**Exercise aim:** All entries below are to be set down again, identical to the source.

**Available records:**
"""

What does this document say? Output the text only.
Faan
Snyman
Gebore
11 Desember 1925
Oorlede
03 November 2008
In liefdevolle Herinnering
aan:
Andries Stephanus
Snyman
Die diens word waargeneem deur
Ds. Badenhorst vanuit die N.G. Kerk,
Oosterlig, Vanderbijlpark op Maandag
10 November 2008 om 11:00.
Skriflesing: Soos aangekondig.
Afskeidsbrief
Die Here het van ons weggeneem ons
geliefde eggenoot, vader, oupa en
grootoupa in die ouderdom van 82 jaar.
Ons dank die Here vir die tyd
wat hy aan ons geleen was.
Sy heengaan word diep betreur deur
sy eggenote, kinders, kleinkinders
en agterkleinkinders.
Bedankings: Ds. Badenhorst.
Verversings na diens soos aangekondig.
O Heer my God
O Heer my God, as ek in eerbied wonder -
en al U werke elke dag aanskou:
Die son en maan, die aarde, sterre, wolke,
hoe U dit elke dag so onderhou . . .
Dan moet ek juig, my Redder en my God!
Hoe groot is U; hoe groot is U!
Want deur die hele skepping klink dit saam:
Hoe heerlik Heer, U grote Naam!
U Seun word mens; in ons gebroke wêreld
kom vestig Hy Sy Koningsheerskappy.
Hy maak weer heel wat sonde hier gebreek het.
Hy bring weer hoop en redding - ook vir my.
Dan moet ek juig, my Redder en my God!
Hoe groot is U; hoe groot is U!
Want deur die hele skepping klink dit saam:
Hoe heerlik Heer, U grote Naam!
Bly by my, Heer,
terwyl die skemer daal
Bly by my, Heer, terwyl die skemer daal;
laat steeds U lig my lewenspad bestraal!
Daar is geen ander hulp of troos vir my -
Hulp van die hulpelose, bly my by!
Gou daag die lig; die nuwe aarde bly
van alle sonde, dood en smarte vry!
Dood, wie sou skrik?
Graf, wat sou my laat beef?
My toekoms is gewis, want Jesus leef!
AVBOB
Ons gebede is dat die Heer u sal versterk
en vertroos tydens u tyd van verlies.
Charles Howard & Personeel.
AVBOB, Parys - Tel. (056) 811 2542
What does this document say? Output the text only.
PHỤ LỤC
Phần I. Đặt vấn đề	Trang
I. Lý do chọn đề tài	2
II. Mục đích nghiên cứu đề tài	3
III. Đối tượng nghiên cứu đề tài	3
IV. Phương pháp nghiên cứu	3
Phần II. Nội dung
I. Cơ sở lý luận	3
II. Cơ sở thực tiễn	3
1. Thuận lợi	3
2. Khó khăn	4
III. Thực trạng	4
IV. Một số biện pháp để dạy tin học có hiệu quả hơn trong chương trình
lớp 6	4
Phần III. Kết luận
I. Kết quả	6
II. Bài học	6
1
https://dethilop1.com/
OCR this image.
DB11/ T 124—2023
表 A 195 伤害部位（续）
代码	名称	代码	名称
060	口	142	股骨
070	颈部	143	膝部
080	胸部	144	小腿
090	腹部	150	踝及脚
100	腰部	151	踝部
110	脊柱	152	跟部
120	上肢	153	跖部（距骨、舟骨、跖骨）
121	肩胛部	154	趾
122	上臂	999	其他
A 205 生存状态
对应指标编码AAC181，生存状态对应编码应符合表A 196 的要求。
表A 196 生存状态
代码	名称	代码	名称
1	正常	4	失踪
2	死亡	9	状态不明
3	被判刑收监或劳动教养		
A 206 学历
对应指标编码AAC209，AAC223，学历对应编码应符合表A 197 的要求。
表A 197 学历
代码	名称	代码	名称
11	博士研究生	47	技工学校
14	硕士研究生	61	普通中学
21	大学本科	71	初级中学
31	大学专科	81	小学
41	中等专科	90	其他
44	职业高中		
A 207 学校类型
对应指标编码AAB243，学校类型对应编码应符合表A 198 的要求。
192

"""

**Task answer:**
What does this document say? Output the text only.
Faan
Snyman
Gebore
11 Desember 1925
Oorlede
03 November 2008
In liefdevolle Herinnering
aan:
Andries Stephanus
Snyman
Die diens word waargeneem deur
Ds. Badenhorst vanuit die N.G. Kerk,
Oosterlig, Vanderbijlpark op Maandag
10 November 2008 om 11:00.
Skriflesing: Soos aangekondig.
Afskeidsbrief
Die Here het van ons weggeneem ons
geliefde eggenoot, vader, oupa en
grootoupa in die ouderdom van 82 jaar.
Ons dank die Here vir die tyd
wat hy aan ons geleen was.
Sy heengaan word diep betreur deur
sy eggenote, kinders, kleinkinders
en agterkleinkinders.
Bedankings: Ds. Badenhorst.
Verversings na diens soos aangekondig.
O Heer my God
O Heer my God, as ek in eerbied wonder -
en al U werke elke dag aanskou:
Die son en maan, die aarde, sterre, wolke,
hoe U dit elke dag so onderhou . . .
Dan moet ek juig, my Redder en my God!
Hoe groot is U; hoe groot is U!
Want deur die hele skepping klink dit saam:
Hoe heerlik Heer, U grote Naam!
U Seun word mens; in ons gebroke wêreld
kom vestig Hy Sy Koningsheerskappy.
Hy maak weer heel wat sonde hier gebreek het.
Hy bring weer hoop en redding - ook vir my.
Dan moet ek juig, my Redder en my God!
Hoe groot is U; hoe groot is U!
Want deur die hele skepping klink dit saam:
Hoe heerlik Heer, U grote Naam!
Bly by my, Heer,
terwyl die skemer daal
Bly by my, Heer, terwyl die skemer daal;
laat steeds U lig my lewenspad bestraal!
Daar is geen ander hulp of troos vir my -
Hulp van die hulpelose, bly my by!
Gou daag die lig; die nuwe aarde bly
van alle sonde, dood en smarte vry!
Dood, wie sou skrik?
Graf, wat sou my laat beef?
My toekoms is gewis, want Jesus leef!
AVBOB
Ons gebede is dat die Heer u sal versterk
en vertroos tydens u tyd van verlies.
Charles Howard & Personeel.
AVBOB, Parys - Tel. (056) 811 2542
What does this document say? Output the text only.
PHỤ LỤC
Phần I. Đặt vấn đề	Trang
I. Lý do chọn đề tài	2
II. Mục đích nghiên cứu đề tài	3
III. Đối tượng nghiên cứu đề tài	3
IV. Phương pháp nghiên cứu	3
Phần II. Nội dung
I. Cơ sở lý luận	3
II. Cơ sở thực tiễn	3
1. Thuận lợi	3
2. Khó khăn	4
III. Thực trạng	4
IV. Một số biện pháp để dạy tin học có hiệu quả hơn trong chương trình
lớp 6	4
Phần III. Kết luận
I. Kết quả	6
II. Bài học	6
1
https://dethilop1.com/
OCR this image.
DB11/ T 124—2023
表 A 195 伤害部位（续）
代码	名称	代码	名称
060	口	142	股骨
070	颈部	143	膝部
080	胸部	144	小腿
090	腹部	150	踝及脚
100	腰部	151	踝部
110	脊柱	152	跟部
120	上肢	153	跖部（距骨、舟骨、跖骨）
121	肩胛部	154	趾
122	上臂	999	其他
A 205 生存状态
对应指标编码AAC181，生存状态对应编码应符合表A 196 的要求。
表A 196 生存状态
代码	名称	代码	名称
1	正常	4	失踪
2	死亡	9	状态不明
3	被判刑收监或劳动教养		
A 206 学历
对应指标编码AAC209，AAC223，学历对应编码应符合表A 197 的要求。
表A 197 学历
代码	名称	代码	名称
11	博士研究生	47	技工学校
14	硕士研究生	61	普通中学
21	大学本科	71	初级中学
31	大学专科	81	小学
41	中等专科	90	其他
44	职业高中		
A 207 学校类型
对应指标编码AAB243，学校类型对应编码应符合表A 198 的要求。
192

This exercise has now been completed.